• Record excerpts
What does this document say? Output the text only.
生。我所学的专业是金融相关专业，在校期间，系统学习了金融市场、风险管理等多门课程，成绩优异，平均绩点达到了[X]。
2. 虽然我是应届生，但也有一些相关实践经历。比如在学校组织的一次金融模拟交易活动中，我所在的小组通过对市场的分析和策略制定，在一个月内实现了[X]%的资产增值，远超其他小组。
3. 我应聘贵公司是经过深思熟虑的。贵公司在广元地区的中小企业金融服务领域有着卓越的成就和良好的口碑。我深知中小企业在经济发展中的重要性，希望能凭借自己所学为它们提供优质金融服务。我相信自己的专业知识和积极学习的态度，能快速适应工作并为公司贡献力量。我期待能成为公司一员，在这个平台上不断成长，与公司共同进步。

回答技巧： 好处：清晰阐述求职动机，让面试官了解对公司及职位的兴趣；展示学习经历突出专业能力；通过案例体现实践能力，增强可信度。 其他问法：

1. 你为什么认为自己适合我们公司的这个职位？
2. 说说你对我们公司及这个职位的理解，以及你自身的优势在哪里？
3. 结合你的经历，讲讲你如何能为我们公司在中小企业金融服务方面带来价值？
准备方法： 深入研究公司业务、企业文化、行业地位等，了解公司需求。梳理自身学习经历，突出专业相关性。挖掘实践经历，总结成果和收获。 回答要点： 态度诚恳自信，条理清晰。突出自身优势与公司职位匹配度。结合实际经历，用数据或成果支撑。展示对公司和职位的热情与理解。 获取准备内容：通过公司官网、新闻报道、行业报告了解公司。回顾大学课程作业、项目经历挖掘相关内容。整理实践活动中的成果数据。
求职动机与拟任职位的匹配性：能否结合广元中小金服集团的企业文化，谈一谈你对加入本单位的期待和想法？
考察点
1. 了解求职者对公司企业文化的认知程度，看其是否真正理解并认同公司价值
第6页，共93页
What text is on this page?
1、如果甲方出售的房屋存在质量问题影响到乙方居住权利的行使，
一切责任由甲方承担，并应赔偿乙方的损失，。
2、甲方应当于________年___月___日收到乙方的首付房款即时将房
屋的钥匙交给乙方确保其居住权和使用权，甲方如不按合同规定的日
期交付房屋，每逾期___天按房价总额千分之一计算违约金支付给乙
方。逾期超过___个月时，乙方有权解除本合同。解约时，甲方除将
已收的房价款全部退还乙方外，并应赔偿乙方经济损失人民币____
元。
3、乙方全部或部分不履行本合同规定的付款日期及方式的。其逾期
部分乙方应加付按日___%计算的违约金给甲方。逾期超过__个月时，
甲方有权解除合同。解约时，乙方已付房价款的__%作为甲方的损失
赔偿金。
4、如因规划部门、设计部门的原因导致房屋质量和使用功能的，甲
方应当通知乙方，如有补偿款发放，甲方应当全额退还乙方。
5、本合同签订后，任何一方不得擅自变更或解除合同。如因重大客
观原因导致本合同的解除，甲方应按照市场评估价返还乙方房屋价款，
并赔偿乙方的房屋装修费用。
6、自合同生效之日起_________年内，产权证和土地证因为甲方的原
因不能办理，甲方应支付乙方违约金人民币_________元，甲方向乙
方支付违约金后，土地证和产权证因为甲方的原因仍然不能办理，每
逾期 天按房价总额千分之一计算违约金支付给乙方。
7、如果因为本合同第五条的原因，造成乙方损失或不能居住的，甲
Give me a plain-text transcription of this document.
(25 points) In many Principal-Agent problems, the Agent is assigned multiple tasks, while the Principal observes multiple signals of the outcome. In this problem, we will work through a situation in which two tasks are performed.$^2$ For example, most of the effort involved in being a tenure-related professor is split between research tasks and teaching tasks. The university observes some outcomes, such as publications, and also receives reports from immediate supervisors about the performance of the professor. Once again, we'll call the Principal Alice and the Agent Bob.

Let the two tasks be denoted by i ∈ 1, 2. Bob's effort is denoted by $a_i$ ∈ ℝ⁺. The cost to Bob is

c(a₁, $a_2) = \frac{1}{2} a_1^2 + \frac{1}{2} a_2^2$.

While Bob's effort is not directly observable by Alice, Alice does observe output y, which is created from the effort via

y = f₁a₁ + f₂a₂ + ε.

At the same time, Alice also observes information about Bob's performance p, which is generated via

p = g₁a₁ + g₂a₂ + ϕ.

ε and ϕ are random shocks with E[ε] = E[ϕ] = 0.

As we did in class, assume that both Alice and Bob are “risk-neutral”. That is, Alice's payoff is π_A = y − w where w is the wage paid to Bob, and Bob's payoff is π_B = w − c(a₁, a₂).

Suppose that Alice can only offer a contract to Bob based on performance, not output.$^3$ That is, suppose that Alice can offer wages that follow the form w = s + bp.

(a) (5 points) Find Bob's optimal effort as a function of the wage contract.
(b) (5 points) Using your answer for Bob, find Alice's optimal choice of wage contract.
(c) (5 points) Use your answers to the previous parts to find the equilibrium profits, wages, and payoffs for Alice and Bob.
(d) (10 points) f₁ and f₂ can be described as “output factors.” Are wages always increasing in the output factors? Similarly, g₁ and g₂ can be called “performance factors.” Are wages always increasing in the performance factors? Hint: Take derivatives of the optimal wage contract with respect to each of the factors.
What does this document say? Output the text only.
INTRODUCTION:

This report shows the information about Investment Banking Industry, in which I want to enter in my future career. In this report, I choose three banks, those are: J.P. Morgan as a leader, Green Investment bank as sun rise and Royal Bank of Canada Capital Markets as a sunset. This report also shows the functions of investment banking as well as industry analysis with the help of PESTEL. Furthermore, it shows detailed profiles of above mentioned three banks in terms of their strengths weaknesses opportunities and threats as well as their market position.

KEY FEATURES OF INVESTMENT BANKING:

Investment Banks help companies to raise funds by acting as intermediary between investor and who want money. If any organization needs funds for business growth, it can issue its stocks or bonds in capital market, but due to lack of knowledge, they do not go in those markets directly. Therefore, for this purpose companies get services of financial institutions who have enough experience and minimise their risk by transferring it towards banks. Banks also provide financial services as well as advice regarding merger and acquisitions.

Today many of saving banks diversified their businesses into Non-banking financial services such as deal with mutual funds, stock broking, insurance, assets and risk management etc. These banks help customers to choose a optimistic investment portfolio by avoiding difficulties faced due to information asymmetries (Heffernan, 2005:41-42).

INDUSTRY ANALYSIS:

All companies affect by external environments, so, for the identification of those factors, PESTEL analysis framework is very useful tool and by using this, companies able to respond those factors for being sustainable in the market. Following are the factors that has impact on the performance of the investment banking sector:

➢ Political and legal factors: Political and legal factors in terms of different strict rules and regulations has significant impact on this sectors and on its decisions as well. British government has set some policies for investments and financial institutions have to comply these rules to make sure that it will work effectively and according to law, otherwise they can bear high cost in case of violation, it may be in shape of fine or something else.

• Stated task
Gather all lines of the records that include the word "some".

• Complete output
(25 points) In many Principal-Agent problems, the Agent is assigned multiple tasks, while the Principal observes multiple signals of the outcome. In this problem, we will work through a situation in which two tasks are performed.$^2$ For example, most of the effort involved in being a tenure-related professor is split between research tasks and teaching tasks. The university observes some outcomes, such as publications, and also receives reports from immediate supervisors about the performance of the professor. Once again, we'll call the Principal Alice and the Agent Bob.
➢ Political and legal factors: Political and legal factors in terms of different strict rules and regulations has significant impact on this sectors and on its decisions as well. British government has set some policies for investments and financial institutions have to comply these rules to make sure that it will work effectively and according to law, otherwise they can bear high cost in case of violation, it may be in shape of fine or something else.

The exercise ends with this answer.